Task statement: Gather up the lines that contain "Αιγαίου".

Data extract:
[START]

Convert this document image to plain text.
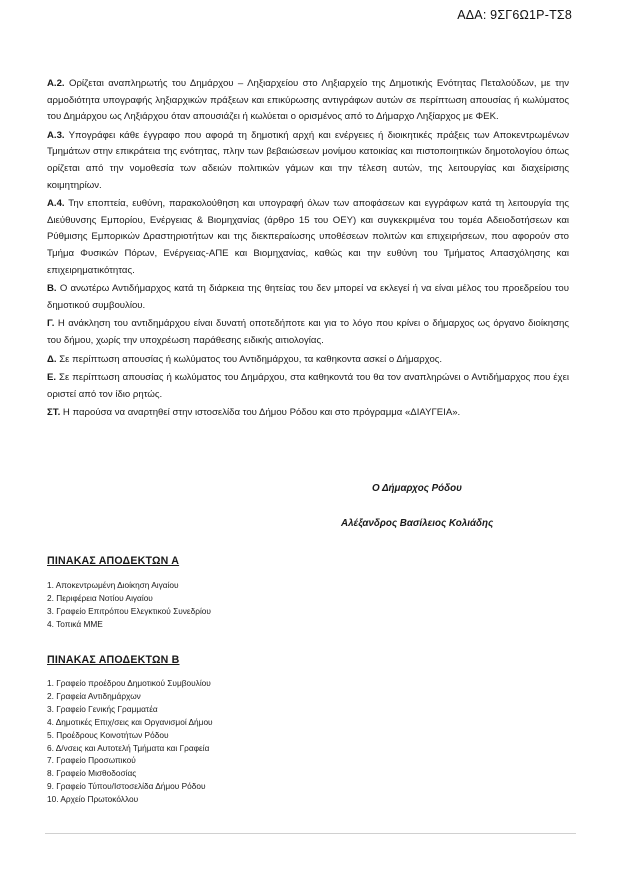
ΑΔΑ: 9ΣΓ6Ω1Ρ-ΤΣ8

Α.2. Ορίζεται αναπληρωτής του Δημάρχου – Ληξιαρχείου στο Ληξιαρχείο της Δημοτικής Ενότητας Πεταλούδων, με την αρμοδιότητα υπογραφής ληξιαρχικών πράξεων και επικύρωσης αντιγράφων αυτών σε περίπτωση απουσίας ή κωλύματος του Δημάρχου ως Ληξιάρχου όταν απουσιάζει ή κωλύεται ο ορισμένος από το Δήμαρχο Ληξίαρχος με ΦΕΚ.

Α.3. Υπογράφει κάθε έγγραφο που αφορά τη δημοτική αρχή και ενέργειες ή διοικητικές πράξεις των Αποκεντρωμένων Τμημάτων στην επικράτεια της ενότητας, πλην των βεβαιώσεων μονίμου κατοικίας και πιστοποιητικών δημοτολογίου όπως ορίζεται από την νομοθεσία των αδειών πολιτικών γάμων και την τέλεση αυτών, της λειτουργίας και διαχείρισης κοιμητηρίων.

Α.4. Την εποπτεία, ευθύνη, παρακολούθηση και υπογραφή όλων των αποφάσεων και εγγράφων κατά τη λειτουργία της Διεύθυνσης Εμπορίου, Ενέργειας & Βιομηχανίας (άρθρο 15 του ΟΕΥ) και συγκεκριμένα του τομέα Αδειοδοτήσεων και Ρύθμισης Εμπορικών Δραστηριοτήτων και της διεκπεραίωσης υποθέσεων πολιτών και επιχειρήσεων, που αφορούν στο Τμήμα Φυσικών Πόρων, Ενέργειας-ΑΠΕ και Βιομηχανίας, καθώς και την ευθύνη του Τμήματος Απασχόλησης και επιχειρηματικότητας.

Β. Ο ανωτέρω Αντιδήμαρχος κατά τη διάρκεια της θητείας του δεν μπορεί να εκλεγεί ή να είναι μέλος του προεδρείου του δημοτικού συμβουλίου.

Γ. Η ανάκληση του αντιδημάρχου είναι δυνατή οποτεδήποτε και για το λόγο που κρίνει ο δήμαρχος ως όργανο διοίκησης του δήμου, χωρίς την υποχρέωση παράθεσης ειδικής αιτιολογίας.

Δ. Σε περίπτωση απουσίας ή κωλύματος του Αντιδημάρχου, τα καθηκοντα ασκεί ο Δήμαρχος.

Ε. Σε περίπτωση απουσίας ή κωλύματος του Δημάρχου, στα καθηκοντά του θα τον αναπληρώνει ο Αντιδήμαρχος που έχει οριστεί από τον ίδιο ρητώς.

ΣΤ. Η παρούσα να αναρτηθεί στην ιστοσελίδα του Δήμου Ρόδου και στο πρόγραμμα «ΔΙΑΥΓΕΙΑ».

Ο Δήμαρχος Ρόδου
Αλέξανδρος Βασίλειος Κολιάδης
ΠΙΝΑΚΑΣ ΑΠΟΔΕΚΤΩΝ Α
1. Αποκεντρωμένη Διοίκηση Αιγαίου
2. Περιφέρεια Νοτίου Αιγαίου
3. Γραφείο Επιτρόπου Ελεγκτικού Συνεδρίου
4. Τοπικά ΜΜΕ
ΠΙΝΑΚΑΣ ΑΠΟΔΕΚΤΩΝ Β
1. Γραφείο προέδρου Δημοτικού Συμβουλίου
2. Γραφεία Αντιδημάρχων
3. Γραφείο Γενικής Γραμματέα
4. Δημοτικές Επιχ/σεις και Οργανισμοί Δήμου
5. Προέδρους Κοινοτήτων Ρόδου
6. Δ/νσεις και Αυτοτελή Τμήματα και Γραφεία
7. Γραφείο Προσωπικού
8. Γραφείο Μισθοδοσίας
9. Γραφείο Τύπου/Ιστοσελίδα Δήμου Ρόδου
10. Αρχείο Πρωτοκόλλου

[END]
[START]

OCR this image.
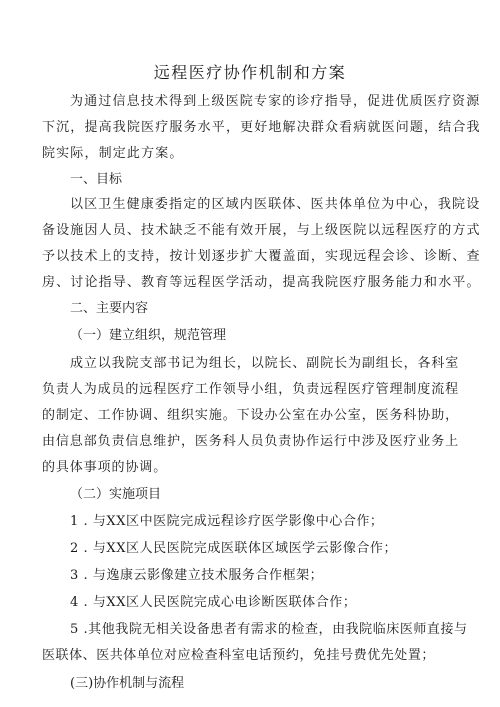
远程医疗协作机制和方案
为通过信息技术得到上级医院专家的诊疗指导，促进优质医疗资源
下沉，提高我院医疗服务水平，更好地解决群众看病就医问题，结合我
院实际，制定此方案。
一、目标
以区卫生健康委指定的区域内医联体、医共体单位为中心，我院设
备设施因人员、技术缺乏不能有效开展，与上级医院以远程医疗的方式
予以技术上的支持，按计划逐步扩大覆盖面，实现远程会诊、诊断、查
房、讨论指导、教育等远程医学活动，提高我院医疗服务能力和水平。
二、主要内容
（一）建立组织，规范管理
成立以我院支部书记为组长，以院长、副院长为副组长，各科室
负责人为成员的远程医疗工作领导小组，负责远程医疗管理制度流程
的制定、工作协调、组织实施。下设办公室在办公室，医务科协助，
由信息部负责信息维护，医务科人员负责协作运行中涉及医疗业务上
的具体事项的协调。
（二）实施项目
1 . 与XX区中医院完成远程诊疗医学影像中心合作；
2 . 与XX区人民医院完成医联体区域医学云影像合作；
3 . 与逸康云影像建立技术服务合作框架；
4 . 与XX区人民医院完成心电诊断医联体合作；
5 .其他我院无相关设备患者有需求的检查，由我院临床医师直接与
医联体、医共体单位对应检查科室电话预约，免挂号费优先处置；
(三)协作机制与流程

[END]

Task result:
1. Αποκεντρωμένη Διοίκηση Αιγαίου
2. Περιφέρεια Νοτίου Αιγαίου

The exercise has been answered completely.